- Opening Delimiter -

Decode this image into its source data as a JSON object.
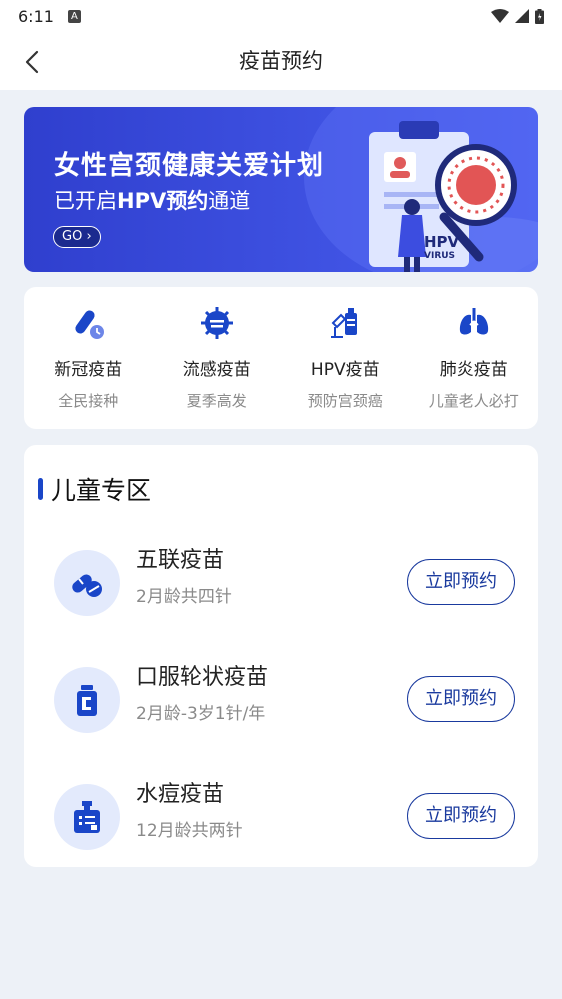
{
  "status_bar": {
    "time": "6:11",
    "notification_glyph": "A"
  },
  "nav": {
    "title": "疫苗预约"
  },
  "banner": {
    "title": "女性宫颈健康关爱计划",
    "sub_prefix": "已开启",
    "sub_bold": "HPV预约",
    "sub_suffix": "通道",
    "go_label": "GO",
    "card_label_1": "HPV",
    "card_label_2": "VIRUS"
  },
  "categories": [
    {
      "name": "新冠疫苗",
      "desc": "全民接种",
      "icon": "test-tube-icon"
    },
    {
      "name": "流感疫苗",
      "desc": "夏季高发",
      "icon": "virus-icon"
    },
    {
      "name": "HPV疫苗",
      "desc": "预防宫颈癌",
      "icon": "syringe-vial-icon"
    },
    {
      "name": "肺炎疫苗",
      "desc": "儿童老人必打",
      "icon": "lungs-icon"
    }
  ],
  "kids_zone": {
    "title": "儿童专区",
    "items": [
      {
        "name": "五联疫苗",
        "desc": "2月龄共四针",
        "button": "立即预约",
        "icon": "pills-icon"
      },
      {
        "name": "口服轮状疫苗",
        "desc": "2月龄-3岁1针/年",
        "button": "立即预约",
        "icon": "bottle-icon"
      },
      {
        "name": "水痘疫苗",
        "desc": "12月龄共两针",
        "button": "立即预约",
        "icon": "vial-icon"
      }
    ]
  },
  "colors": {
    "accent": "#1a46c8",
    "banner_bg": "#3346d6",
    "page_bg": "#edf1f7"
  }
}
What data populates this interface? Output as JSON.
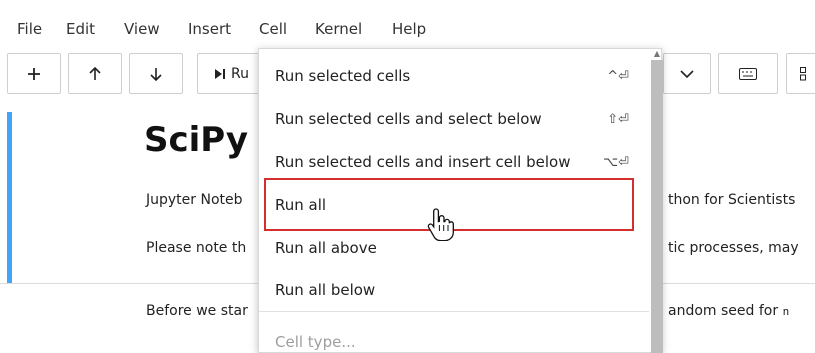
{
  "menubar": {
    "items": [
      "File",
      "Edit",
      "View",
      "Insert",
      "Cell",
      "Kernel",
      "Help"
    ]
  },
  "toolbar": {
    "add_icon": "plus-icon",
    "move_up_icon": "arrow-up-icon",
    "move_down_icon": "arrow-down-icon",
    "run_icon": "run-icon",
    "run_label": "Ru",
    "dropdown_icon": "chevron-down-icon",
    "keyboard_icon": "keyboard-icon"
  },
  "notebook": {
    "title": "SciPy",
    "line1_left": "Jupyter Noteb",
    "line1_right": "thon for Scientists",
    "line2_left": "Please note th",
    "line2_right": "tic processes, may",
    "line3_left": "Before we star",
    "line3_right": "andom seed for",
    "line3_code": "n"
  },
  "cell_menu": {
    "items": [
      {
        "label": "Run selected cells",
        "shortcut": "^⏎"
      },
      {
        "label": "Run selected cells and select below",
        "shortcut": "⇧⏎"
      },
      {
        "label": "Run selected cells and insert cell below",
        "shortcut": "⌥⏎"
      },
      {
        "label": "Run all",
        "shortcut": ""
      },
      {
        "label": "Run all above",
        "shortcut": ""
      },
      {
        "label": "Run all below",
        "shortcut": ""
      },
      {
        "label": "Cell type...",
        "shortcut": ""
      }
    ],
    "highlight_color": "#d32f2f"
  },
  "colors": {
    "cell_accent": "#42a5f5"
  }
}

- Closing Delimiter -

## HOW TO COMPLETE THIS TASK
Taking the material above, count every line in which the word "data" appears; answer with the number alone.

## EXERCISE OUTPUT
2